──────── Data records

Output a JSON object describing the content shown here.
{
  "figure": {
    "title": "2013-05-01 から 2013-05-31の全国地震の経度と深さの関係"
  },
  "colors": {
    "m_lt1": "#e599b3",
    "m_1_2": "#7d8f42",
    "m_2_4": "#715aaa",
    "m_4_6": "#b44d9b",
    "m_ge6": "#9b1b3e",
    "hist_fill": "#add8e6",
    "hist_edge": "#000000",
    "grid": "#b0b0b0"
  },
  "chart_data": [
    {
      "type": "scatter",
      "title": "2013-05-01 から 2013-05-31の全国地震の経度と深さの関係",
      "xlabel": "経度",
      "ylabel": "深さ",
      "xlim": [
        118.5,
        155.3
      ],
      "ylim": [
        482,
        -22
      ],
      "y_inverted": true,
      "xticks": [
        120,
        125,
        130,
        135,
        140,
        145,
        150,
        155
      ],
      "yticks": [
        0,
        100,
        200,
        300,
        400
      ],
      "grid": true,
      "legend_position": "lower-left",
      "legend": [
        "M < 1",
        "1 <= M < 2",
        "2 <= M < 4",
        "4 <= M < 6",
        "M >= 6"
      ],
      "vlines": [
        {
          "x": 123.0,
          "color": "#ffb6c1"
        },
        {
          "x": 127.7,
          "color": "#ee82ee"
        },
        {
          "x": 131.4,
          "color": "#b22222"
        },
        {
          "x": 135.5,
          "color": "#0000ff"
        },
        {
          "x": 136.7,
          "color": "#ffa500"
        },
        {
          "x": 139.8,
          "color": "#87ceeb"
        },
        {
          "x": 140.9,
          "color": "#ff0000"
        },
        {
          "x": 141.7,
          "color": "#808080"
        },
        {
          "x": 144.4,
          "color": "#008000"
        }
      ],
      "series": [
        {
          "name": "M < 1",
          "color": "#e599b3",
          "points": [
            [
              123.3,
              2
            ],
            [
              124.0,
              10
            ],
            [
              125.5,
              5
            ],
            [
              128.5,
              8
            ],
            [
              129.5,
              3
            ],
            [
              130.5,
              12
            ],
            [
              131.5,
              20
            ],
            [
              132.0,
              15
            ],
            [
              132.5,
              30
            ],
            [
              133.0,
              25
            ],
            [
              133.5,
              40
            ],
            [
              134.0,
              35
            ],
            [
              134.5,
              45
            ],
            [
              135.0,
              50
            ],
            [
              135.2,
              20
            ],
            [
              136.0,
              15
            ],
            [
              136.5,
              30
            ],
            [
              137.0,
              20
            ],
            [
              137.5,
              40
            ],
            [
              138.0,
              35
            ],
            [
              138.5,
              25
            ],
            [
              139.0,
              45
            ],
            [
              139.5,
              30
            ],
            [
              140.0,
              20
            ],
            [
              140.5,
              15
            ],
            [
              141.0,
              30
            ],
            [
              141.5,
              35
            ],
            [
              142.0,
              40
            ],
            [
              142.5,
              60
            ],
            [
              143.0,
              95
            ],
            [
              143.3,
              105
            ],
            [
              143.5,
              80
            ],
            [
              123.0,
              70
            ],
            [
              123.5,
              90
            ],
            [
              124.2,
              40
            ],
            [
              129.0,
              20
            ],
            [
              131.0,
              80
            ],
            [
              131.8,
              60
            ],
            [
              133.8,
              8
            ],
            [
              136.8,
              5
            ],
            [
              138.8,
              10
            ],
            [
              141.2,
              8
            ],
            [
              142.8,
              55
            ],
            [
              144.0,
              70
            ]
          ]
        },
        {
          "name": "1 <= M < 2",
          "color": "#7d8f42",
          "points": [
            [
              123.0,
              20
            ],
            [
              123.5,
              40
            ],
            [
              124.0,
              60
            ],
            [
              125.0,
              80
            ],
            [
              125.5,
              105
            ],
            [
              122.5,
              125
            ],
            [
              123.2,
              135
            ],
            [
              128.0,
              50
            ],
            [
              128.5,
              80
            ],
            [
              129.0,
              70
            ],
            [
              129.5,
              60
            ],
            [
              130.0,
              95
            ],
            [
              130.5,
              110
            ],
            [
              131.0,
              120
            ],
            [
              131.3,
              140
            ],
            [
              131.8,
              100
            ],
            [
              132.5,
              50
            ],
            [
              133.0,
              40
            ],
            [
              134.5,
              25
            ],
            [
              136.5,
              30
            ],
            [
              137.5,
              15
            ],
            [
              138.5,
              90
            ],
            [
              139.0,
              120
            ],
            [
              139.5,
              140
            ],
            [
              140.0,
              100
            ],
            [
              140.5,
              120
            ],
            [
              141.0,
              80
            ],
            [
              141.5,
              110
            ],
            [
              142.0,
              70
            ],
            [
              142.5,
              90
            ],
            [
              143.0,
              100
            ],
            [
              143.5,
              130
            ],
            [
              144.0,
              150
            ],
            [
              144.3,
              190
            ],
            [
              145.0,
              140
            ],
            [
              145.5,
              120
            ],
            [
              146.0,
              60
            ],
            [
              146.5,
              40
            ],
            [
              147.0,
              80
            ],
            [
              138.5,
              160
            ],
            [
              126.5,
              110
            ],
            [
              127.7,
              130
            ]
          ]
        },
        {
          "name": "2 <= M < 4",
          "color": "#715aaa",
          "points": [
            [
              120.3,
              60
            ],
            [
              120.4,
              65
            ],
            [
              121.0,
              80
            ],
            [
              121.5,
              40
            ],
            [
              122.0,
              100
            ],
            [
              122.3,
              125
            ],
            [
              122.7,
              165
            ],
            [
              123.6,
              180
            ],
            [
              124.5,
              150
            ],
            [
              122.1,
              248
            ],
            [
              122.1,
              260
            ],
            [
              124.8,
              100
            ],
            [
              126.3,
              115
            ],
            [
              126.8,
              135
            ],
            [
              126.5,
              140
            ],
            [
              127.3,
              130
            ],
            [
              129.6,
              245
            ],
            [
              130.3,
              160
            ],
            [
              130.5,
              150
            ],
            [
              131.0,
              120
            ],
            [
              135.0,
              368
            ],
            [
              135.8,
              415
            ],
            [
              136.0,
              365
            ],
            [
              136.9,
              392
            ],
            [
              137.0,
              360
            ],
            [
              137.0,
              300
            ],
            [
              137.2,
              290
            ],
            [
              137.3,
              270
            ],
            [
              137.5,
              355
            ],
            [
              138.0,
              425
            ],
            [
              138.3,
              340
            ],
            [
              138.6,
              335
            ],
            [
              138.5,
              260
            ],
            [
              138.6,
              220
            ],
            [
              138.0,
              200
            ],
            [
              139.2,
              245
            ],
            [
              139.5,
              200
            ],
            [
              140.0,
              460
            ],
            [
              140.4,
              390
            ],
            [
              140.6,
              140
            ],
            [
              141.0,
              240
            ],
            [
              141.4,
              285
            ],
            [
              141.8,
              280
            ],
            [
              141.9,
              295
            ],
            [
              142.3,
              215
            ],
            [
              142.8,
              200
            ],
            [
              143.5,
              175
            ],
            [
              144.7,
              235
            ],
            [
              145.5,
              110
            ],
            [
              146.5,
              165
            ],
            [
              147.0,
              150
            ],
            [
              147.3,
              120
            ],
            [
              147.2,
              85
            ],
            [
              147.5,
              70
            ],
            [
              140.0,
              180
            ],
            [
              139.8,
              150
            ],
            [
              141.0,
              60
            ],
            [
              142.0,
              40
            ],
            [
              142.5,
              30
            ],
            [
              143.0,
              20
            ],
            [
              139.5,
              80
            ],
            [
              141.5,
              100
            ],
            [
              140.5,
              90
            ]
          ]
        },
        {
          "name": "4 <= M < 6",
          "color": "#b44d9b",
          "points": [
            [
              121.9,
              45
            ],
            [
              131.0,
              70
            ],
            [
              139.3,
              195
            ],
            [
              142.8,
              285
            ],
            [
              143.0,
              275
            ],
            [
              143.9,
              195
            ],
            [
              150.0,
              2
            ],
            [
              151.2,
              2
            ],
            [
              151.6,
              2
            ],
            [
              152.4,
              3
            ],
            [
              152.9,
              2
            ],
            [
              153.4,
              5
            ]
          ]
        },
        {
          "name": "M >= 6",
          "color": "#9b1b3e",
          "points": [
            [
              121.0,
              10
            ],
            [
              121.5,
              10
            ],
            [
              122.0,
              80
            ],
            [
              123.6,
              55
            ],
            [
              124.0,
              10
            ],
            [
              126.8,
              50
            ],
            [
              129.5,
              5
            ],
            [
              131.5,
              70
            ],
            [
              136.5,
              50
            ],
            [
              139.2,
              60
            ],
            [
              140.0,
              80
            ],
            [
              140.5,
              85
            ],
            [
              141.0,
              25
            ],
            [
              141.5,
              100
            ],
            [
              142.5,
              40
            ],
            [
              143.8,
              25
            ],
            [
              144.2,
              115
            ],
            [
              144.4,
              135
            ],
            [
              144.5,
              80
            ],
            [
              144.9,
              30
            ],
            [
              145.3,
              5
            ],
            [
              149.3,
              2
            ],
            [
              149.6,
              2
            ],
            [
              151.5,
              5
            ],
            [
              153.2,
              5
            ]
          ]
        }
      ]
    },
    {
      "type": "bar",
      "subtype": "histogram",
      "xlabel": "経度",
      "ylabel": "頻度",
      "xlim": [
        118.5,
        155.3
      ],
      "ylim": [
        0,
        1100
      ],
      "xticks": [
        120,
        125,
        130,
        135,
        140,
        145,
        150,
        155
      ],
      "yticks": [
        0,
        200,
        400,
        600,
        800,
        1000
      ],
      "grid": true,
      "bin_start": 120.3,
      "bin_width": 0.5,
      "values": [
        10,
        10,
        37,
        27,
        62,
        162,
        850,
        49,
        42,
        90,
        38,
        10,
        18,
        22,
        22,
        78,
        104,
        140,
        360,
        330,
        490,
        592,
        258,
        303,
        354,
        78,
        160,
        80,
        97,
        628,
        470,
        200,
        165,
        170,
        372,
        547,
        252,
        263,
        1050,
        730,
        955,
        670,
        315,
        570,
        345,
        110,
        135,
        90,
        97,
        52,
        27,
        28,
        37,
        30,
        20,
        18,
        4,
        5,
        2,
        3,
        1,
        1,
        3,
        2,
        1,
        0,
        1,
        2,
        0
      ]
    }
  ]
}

────────────────

* Direction
Gather from the records above every line containing the string "name".

* The reply
          "name": "M < 1",
          "name": "1 <= M < 2",
          "name": "2 <= M < 4",
          "name": "4 <= M < 6",
          "name": "M >= 6",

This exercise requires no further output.